*** Provided data

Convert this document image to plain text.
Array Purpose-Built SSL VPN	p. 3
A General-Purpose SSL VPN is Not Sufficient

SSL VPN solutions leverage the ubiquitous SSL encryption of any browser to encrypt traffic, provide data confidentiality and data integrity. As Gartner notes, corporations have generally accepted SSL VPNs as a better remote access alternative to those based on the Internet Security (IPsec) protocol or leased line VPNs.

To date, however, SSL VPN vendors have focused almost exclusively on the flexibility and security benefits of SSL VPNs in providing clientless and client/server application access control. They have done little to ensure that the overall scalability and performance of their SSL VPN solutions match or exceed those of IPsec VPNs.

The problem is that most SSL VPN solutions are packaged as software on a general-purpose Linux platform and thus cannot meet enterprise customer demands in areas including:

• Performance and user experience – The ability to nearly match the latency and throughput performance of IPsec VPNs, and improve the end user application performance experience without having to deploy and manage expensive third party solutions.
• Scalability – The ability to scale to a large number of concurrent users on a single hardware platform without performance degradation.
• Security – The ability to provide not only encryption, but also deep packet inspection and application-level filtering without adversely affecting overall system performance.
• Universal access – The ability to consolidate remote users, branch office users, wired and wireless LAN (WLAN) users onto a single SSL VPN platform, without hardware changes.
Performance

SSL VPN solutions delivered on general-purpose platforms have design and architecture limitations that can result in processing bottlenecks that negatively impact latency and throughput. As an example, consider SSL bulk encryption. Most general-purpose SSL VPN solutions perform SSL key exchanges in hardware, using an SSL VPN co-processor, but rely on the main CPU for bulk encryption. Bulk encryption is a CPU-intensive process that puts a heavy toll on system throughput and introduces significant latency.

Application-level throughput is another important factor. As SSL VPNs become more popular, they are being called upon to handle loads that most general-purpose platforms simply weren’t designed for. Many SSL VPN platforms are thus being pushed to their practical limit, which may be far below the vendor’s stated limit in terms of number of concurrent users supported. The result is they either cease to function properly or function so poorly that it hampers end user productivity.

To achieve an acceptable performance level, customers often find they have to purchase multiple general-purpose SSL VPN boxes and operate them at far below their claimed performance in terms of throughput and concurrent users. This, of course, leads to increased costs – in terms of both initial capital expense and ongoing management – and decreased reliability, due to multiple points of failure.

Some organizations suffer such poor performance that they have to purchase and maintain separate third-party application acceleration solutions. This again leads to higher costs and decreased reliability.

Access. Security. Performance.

******
*** Provided data

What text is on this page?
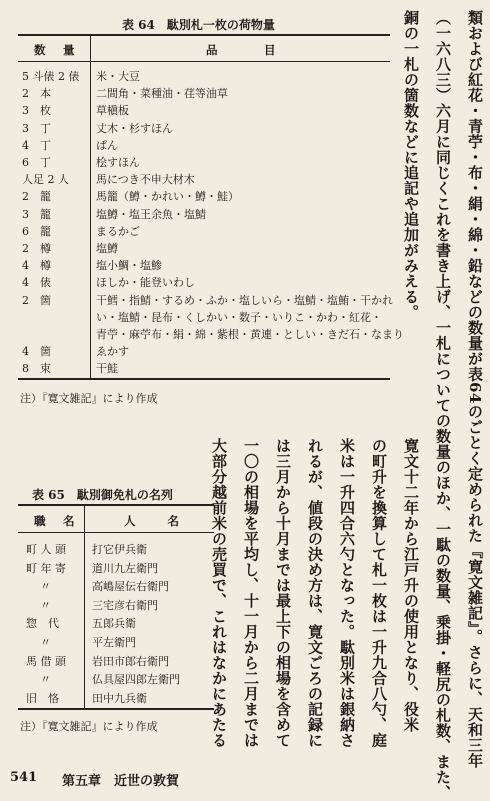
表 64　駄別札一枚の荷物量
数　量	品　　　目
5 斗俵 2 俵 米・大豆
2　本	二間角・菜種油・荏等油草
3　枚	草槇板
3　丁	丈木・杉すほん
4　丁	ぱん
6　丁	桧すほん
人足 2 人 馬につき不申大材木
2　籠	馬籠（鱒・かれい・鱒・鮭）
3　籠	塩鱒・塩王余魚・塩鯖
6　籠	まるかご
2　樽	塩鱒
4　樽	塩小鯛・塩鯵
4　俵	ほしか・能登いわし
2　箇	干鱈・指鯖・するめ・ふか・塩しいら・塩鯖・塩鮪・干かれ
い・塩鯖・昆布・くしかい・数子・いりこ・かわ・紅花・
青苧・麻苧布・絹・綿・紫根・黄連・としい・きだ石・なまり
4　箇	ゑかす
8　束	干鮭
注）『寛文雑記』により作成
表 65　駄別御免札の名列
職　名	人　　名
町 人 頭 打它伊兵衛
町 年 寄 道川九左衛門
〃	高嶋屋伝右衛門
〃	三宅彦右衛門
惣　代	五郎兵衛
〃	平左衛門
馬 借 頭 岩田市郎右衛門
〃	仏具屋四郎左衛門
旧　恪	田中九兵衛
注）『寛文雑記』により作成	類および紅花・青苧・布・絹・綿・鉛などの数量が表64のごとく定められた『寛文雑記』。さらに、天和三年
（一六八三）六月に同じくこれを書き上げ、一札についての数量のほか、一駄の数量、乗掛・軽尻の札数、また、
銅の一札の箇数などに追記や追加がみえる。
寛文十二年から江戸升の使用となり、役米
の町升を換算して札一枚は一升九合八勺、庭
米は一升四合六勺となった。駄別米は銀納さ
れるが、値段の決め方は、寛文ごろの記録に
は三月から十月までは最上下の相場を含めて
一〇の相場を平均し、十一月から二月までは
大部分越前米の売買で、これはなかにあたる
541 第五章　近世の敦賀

******

> _Task goal_
Working from the entries above, return all lines that contain "below".

> _Completed task_
Application-level throughput is another important factor. As SSL VPNs become more popular, they are being called upon to handle loads that most general-purpose platforms simply weren’t designed for. Many SSL VPN platforms are thus being pushed to their practical limit, which may be far below the vendor’s stated limit in terms of number of concurrent users supported. The result is they either cease to function properly or function so poorly that it hampers end user productivity.
To achieve an acceptable performance level, customers often find they have to purchase multiple general-purpose SSL VPN boxes and operate them at far below their claimed performance in terms of throughput and concurrent users. This, of course, leads to increased costs – in terms of both initial capital expense and ongoing management – and decreased reliability, due to multiple points of failure.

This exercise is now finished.